The CHANCELLOR of the EXCHEQUER said, that the subject had occupied much of his attention, and on Monday next he meant to move that the House resolve itself into a Committee of the whole House, to take into consideration a proposition for enabling his Majesty to issue Exchequer Bills to a limited extent, for the purpose of supplying loans on proper securities, to give encouragement for the employment of the poor. These loans would be advanced to corporations, to parishes, or to associations of individuals who might be desirous to employ, in any public work, the poor in their neighbourhood, upon their giving security to the commissioners at whose disposal, or under whose management, the issue of bills should be placed, that they would be repaid. Security might in parishes be given on the poor. rate. Bills to the amount of between one and two millions would be sufficient to give the relief contemplated, and answer all the purposes of such a loan. He believed such a measure would not in any material degree affect the money market, which could afford, all the issue without great deterioration. The Right Hon. Gentleman concluded by giving notice, by command of the Prince Regent, that he would on Monday move that the House resolve itself into a Committee of the whole House, to consider the propriety of issuing Exchequer Bills to a limited extent, to afford loans, upon security to be given, for the local and temporary relief of the poor, by encouraging works for the employment of their industry.

Entries supplied:
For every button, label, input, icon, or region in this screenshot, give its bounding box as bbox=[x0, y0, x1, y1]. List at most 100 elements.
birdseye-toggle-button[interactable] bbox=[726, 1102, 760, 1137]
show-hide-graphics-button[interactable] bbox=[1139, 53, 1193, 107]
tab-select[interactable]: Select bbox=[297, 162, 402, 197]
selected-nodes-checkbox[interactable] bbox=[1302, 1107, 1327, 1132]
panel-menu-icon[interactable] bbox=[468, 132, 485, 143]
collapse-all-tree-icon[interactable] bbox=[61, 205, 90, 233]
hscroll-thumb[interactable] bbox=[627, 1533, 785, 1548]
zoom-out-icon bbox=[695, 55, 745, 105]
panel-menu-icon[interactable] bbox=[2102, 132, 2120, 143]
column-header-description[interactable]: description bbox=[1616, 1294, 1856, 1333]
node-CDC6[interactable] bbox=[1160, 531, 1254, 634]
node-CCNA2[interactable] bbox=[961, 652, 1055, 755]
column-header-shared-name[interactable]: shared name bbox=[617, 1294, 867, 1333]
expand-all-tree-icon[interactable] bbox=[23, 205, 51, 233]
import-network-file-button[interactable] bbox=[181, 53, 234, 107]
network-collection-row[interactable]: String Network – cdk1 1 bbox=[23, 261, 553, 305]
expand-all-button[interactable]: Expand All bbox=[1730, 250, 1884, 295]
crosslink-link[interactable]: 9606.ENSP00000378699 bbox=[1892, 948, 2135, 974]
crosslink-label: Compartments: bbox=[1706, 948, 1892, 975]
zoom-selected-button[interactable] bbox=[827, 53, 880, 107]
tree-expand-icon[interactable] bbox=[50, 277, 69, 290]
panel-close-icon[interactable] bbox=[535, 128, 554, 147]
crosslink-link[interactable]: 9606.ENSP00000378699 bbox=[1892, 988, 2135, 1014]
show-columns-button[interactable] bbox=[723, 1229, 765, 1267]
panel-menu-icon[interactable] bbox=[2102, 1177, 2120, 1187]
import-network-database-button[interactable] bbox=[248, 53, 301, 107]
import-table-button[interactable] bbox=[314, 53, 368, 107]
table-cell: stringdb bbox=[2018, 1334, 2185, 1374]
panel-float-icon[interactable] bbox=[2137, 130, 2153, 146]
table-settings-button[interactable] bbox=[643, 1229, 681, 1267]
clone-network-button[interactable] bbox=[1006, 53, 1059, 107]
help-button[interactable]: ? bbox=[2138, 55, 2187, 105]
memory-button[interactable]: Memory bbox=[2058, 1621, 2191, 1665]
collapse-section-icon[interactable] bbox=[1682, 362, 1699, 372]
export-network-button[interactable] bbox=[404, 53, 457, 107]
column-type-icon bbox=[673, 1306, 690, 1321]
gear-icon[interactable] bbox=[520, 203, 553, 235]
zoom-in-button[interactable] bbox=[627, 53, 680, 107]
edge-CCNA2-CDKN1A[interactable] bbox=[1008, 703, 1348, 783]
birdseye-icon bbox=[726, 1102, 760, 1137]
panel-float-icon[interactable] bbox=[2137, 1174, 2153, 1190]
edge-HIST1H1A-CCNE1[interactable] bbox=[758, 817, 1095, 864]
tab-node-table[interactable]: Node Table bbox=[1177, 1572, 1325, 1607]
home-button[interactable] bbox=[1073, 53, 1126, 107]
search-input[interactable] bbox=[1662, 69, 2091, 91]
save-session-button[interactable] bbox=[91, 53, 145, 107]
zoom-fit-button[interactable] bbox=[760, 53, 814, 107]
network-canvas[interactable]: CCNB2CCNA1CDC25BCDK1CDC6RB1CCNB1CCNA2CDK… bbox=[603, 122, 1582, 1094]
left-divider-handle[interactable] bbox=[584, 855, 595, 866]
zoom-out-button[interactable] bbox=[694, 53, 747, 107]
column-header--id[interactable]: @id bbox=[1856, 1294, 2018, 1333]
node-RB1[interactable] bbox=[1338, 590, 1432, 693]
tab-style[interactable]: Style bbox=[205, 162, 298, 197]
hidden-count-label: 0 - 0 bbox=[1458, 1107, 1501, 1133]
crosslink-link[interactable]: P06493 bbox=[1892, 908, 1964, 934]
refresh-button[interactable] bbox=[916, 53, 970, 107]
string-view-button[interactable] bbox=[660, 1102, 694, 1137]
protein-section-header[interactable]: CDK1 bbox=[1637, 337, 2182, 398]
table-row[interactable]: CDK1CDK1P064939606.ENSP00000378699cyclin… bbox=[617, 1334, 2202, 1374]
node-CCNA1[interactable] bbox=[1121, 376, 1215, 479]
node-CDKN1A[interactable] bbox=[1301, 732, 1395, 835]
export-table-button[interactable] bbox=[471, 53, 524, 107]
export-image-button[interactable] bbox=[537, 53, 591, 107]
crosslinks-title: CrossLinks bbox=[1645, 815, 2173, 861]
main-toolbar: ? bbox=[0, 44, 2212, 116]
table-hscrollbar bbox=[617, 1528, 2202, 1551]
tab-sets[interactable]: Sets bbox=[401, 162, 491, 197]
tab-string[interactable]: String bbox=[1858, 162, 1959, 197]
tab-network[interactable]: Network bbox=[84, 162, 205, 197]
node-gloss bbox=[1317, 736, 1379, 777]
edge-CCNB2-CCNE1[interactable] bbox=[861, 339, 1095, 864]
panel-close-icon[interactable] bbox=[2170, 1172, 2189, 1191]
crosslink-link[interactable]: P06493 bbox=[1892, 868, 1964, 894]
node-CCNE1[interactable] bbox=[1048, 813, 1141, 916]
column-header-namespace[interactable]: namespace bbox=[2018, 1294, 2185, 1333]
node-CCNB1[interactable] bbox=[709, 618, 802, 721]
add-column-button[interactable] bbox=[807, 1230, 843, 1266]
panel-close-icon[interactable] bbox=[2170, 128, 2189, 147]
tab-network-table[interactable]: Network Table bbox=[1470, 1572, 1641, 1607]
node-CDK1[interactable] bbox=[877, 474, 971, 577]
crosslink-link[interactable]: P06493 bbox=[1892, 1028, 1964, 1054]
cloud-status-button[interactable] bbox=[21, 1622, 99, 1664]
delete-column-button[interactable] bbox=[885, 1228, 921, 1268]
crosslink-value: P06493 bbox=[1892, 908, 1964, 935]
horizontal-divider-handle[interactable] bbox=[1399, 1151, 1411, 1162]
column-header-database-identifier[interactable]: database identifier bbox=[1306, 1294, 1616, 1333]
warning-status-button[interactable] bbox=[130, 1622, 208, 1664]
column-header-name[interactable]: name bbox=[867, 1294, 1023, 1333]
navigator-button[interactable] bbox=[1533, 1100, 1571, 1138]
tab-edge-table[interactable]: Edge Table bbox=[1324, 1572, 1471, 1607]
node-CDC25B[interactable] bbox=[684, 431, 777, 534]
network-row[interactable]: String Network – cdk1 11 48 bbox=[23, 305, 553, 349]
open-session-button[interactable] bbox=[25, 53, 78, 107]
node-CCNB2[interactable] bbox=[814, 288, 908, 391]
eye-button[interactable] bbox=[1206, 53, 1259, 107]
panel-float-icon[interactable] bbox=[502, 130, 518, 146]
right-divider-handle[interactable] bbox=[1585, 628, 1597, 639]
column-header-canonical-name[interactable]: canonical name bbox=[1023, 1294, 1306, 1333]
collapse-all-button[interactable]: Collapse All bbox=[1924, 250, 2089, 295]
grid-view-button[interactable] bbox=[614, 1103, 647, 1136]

Parts of the exercise:
1. Answer these from the report on Exchequer Bills:
(a) On which day did the Chancellor mean to make his motion?
(b) What could parishes give as security?
(c) What amount of bills would be enough for the relief planned?
2. List every kind of body that the report on Exchequer Bills says could receive the loans.
3. Carry on the report on Exchequer Bills, starting after its final sentence.
The lines above are not needed for anything here.

Expected responses:
1.
(a) Monday next.
(b) The poor rate.
(c) Between one and two millions.

2. Corporations, parishes, and associations of individuals who want to employ the local poor in a public work.

3.
The Hon. W. LAMBE said, there was one point of view in which the measure intended to be proposed deserved the most serious consideration; and that was, whether it was to be considered as a means of temporary relief, or a substitute for all those other measures which were rendered neces sary for remedying the evils which had arisen out of the system under which we have been so long acting. In this sense, the proposed measure involved the consideration of a system which had been already productive of serious inconvenience, and threatened farther evils. He hoped, therefore, this plan of the Right Hon. Gentleman was not the only one. He did not deny the propriety of this step, but he would protest against any reliance on its sufficiency. The subject

was now pressed upon us by necessity: we saw the calamity under which the country laboured; we should not rest satisfied with palliatives, but should go at once to the root of the evil, and endeavour permanently to counteract its malignity.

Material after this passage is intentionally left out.